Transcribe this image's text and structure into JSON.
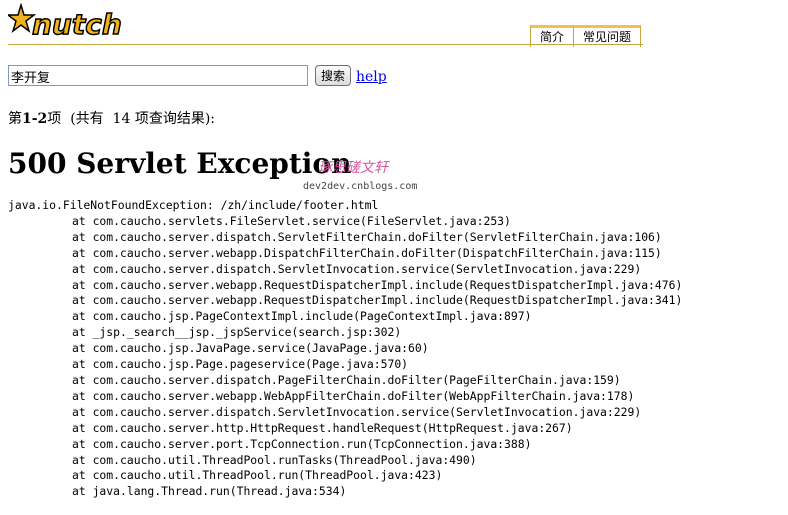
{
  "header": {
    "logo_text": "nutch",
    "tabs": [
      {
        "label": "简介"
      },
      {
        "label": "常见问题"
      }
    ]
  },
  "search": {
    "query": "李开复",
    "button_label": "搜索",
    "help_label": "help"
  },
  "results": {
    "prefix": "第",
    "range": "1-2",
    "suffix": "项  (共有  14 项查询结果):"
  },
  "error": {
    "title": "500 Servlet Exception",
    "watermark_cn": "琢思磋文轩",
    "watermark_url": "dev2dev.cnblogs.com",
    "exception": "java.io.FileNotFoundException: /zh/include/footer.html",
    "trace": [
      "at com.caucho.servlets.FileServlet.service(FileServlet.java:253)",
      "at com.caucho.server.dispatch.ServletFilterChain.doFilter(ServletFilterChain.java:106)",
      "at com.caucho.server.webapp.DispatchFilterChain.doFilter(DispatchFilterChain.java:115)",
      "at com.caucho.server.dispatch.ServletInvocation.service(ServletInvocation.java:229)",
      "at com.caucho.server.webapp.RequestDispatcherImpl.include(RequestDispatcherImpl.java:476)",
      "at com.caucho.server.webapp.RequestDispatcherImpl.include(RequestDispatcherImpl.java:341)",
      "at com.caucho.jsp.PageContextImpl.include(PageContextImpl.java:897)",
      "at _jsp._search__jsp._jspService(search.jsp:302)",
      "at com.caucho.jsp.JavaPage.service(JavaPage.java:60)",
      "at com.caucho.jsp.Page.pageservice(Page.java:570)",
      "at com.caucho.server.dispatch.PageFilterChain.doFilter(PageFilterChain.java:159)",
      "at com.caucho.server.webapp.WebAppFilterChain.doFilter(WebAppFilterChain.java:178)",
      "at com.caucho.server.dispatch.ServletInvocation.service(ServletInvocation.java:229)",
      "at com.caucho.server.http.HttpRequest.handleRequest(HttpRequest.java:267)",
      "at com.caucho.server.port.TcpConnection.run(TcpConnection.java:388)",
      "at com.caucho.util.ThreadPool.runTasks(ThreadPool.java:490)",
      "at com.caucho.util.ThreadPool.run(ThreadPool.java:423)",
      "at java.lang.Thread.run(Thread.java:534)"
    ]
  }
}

- - -

* Work to be completed
Find the word "ThreadPool" in the entries, and copy every line it shows up in.

* Response to the task
      "at com.caucho.util.ThreadPool.runTasks(ThreadPool.java:490)",
      "at com.caucho.util.ThreadPool.run(ThreadPool.java:423)",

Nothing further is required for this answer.